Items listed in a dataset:

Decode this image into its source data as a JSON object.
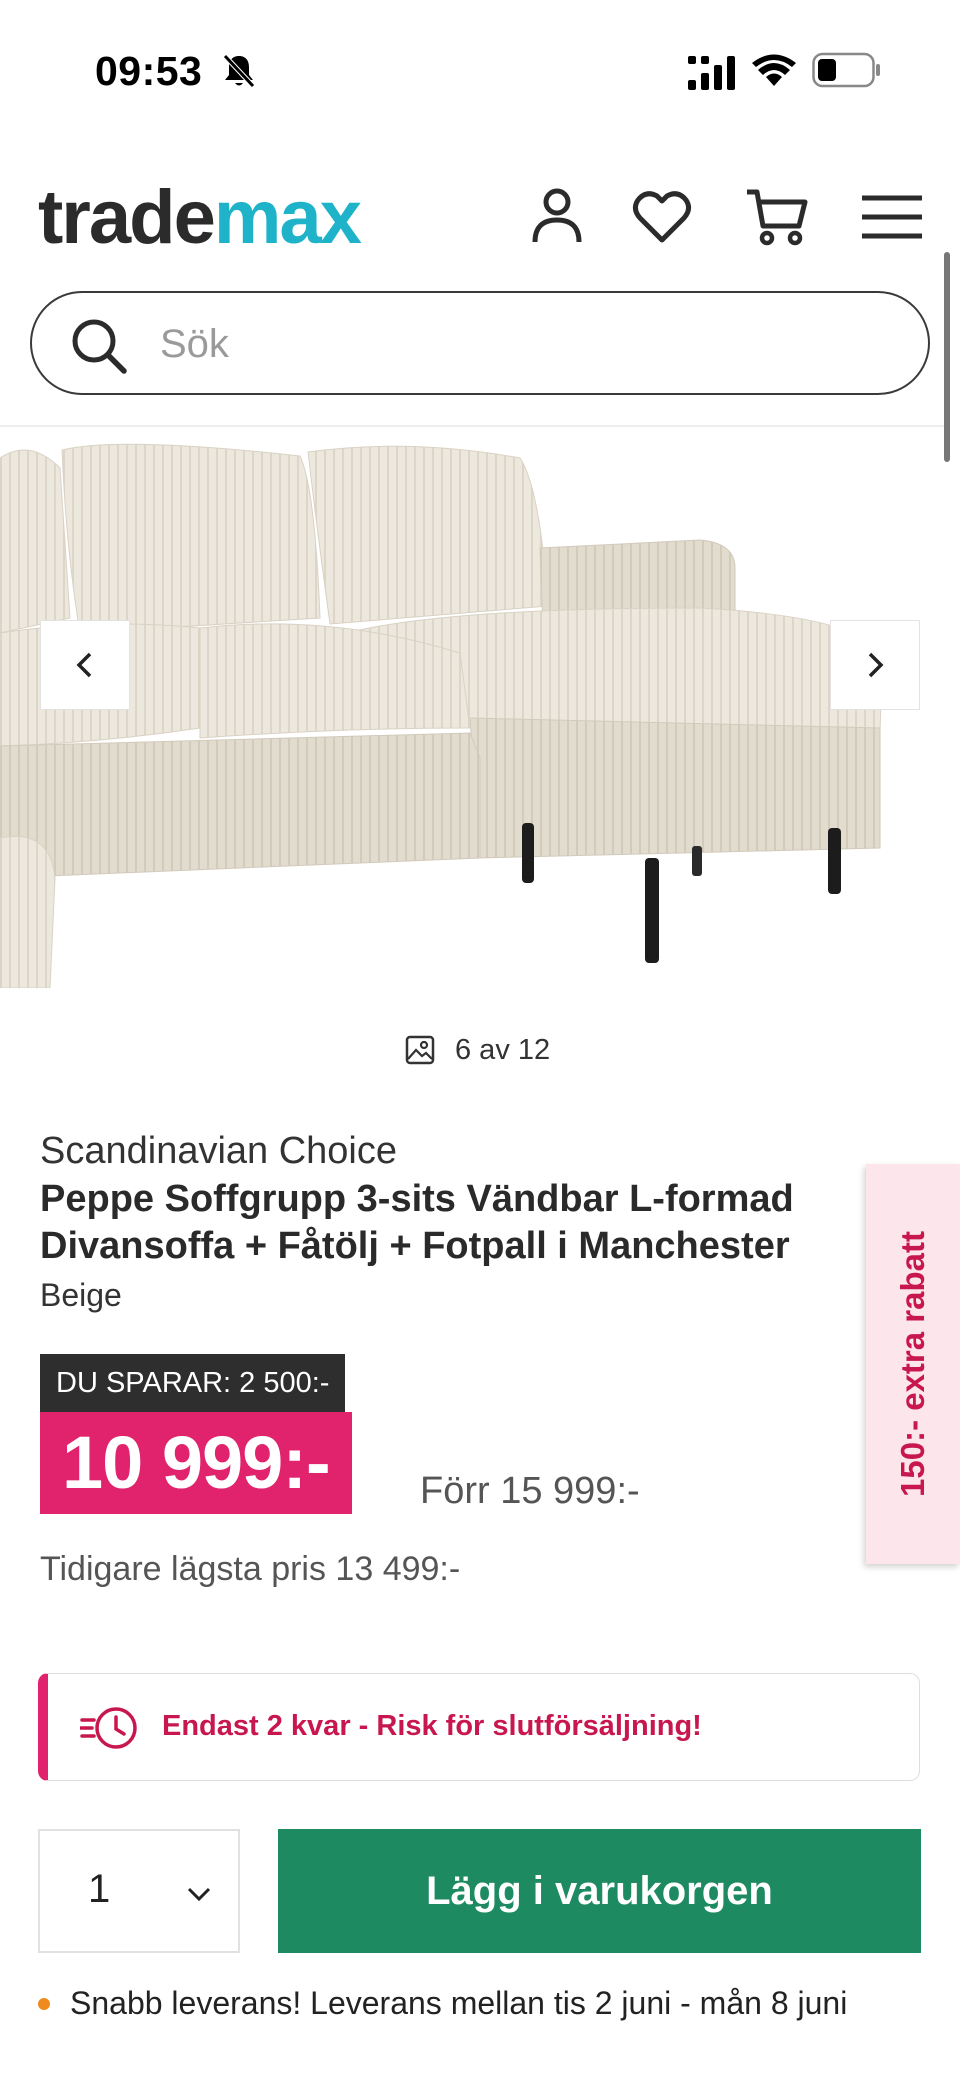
{
  "status_bar": {
    "time": "09:53"
  },
  "header": {
    "logo_part1": "trade",
    "logo_part2": "max",
    "icons": [
      "account-icon",
      "wishlist-heart-icon",
      "cart-icon",
      "hamburger-menu-icon"
    ]
  },
  "search": {
    "placeholder": "Sök",
    "value": ""
  },
  "gallery": {
    "counter": "6 av 12",
    "current": 6,
    "total": 12
  },
  "product": {
    "brand": "Scandinavian Choice",
    "title": "Peppe Soffgrupp 3-sits Vändbar L-formad Divansoffa + Fåtölj + Fotpall i Manchester",
    "variant": "Beige",
    "savings": "DU SPARAR: 2 500:-",
    "price": "10 999:-",
    "old_price": "Förr 15 999:-",
    "lowest_price": "Tidigare lägsta pris 13 499:-"
  },
  "side_promo": "150:- extra rabatt",
  "stock_warning": "Endast 2 kvar - Risk för slutförsäljning!",
  "purchase": {
    "quantity": "1",
    "add_to_cart_label": "Lägg i varukorgen"
  },
  "delivery": "Snabb leverans! Leverans mellan tis 2 juni - mån 8 juni",
  "colors": {
    "brand_teal": "#1fb3c9",
    "price_pink": "#e1226c",
    "cart_green": "#1e8a62",
    "bullet_orange": "#f08a1e"
  }
}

## Exercise requirements
Quote the full listing above word for word; exclude every picture from the copy.

## Answer for the task
Decode this image into its source data as a JSON object.
{
  "status_bar": {
    "time": "09:53"
  },
  "header": {
    "logo_part1": "trade",
    "logo_part2": "max",
    "icons": [
      "account-icon",
      "wishlist-heart-icon",
      "cart-icon",
      "hamburger-menu-icon"
    ]
  },
  "search": {
    "placeholder": "Sök",
    "value": ""
  },
  "gallery": {
    "counter": "6 av 12",
    "current": 6,
    "total": 12
  },
  "product": {
    "brand": "Scandinavian Choice",
    "title": "Peppe Soffgrupp 3-sits Vändbar L-formad Divansoffa + Fåtölj + Fotpall i Manchester",
    "variant": "Beige",
    "savings": "DU SPARAR: 2 500:-",
    "price": "10 999:-",
    "old_price": "Förr 15 999:-",
    "lowest_price": "Tidigare lägsta pris 13 499:-"
  },
  "side_promo": "150:- extra rabatt",
  "stock_warning": "Endast 2 kvar - Risk för slutförsäljning!",
  "purchase": {
    "quantity": "1",
    "add_to_cart_label": "Lägg i varukorgen"
  },
  "delivery": "Snabb leverans! Leverans mellan tis 2 juni - mån 8 juni",
  "colors": {
    "brand_teal": "#1fb3c9",
    "price_pink": "#e1226c",
    "cart_green": "#1e8a62",
    "bullet_orange": "#f08a1e"
  }
}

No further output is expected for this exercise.